Directive:
Filter the data below for the string "company" and copy each matching line.

[Dataset records]
[start]
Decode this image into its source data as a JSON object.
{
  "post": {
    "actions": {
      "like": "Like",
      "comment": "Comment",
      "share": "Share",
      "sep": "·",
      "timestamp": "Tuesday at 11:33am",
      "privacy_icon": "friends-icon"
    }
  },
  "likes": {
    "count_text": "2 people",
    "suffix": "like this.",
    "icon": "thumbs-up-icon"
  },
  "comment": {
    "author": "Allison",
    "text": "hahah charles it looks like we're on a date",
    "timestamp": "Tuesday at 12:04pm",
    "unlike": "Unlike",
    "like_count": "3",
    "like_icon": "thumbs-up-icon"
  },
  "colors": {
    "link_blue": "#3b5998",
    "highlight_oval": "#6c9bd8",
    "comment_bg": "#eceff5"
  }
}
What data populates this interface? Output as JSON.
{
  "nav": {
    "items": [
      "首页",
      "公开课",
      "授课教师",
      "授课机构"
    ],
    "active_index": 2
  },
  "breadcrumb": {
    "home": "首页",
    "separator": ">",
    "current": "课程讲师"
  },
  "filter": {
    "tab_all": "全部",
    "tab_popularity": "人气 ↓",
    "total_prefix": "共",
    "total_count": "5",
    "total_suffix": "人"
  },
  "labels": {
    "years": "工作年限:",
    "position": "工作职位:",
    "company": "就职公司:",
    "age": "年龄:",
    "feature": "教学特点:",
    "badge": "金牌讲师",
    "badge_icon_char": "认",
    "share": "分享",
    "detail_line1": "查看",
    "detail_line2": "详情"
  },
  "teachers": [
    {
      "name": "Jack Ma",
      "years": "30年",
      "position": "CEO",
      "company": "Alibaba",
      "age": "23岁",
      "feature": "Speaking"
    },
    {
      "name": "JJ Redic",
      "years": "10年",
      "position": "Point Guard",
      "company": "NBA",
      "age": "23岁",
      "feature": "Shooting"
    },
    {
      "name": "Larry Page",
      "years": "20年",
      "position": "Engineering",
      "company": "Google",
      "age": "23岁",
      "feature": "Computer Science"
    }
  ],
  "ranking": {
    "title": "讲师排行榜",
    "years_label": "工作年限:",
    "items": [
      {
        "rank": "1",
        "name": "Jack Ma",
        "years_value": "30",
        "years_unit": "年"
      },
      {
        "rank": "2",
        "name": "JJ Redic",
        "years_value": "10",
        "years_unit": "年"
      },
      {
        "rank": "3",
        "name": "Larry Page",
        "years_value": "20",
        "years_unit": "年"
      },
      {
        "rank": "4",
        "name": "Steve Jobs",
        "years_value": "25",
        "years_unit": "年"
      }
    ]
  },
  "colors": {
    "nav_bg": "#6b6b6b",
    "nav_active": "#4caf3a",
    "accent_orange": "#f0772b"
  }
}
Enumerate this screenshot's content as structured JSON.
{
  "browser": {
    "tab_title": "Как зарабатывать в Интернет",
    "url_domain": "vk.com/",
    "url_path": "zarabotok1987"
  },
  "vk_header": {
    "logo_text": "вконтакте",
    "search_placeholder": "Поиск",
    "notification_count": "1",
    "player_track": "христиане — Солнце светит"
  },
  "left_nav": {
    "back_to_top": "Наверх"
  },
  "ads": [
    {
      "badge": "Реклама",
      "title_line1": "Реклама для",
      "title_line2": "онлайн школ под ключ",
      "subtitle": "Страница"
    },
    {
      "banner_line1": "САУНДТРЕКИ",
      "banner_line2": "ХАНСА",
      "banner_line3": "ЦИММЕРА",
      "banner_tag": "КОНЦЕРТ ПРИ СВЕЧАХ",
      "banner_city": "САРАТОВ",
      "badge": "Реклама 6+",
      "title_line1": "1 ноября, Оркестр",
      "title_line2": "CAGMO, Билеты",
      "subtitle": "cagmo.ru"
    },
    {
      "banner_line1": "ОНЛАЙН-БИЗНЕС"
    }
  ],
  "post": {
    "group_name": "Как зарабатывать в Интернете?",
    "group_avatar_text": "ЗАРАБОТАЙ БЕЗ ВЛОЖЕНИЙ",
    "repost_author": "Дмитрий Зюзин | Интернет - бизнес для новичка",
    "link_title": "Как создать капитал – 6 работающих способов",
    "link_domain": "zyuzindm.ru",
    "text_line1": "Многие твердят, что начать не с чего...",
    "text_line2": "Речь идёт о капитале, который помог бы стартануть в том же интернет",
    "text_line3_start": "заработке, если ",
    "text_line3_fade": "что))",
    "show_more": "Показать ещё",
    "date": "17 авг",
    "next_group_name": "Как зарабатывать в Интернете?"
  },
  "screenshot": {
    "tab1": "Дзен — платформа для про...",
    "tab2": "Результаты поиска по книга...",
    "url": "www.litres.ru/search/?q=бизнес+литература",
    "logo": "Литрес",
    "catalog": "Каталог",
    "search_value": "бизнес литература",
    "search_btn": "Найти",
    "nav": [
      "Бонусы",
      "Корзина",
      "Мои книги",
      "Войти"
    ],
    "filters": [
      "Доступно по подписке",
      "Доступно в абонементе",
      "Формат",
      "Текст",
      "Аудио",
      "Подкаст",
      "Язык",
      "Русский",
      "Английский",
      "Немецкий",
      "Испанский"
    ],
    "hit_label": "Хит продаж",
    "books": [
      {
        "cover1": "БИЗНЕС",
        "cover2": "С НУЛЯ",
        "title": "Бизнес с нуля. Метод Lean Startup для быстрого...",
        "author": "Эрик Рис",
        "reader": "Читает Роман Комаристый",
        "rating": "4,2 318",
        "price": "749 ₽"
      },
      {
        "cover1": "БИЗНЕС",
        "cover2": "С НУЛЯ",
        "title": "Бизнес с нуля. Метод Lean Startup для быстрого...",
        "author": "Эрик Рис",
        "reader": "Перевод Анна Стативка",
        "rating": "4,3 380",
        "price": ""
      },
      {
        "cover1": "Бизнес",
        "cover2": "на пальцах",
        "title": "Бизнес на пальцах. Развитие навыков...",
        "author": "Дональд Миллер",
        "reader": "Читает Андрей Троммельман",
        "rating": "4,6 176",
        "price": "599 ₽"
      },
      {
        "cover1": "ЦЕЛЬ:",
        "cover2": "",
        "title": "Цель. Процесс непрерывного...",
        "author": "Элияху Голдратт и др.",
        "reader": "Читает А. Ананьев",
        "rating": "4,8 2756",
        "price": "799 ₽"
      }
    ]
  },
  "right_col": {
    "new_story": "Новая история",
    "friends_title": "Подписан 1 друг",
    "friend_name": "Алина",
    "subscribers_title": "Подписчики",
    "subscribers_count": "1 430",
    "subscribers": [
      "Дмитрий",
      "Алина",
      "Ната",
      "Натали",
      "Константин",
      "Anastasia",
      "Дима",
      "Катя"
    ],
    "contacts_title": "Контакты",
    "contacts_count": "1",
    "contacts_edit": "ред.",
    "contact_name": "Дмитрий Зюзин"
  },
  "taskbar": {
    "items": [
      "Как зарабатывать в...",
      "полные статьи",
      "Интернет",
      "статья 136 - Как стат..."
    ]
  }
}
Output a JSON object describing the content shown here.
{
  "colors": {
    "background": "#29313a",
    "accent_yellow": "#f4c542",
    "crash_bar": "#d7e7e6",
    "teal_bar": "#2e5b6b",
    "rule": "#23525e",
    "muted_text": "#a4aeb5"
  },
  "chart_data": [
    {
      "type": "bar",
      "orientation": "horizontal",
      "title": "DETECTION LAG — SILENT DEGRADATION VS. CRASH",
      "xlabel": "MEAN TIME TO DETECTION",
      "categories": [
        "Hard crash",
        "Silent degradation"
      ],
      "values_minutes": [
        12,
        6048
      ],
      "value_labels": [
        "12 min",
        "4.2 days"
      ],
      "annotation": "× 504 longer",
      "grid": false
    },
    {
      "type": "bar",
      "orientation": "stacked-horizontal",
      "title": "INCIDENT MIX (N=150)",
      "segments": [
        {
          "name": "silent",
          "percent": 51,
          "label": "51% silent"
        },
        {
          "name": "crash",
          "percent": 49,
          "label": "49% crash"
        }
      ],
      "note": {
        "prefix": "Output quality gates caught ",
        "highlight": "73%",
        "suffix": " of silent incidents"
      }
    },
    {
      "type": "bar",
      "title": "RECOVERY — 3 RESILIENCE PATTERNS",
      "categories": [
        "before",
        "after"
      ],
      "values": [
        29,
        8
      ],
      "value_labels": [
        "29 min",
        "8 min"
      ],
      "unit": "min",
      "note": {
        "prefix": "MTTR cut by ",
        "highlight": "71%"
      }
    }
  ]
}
[end]
Output of the task:
    "company": "就职公司:",
      "company": "Alibaba",
      "company": "NBA",
      "company": "Google",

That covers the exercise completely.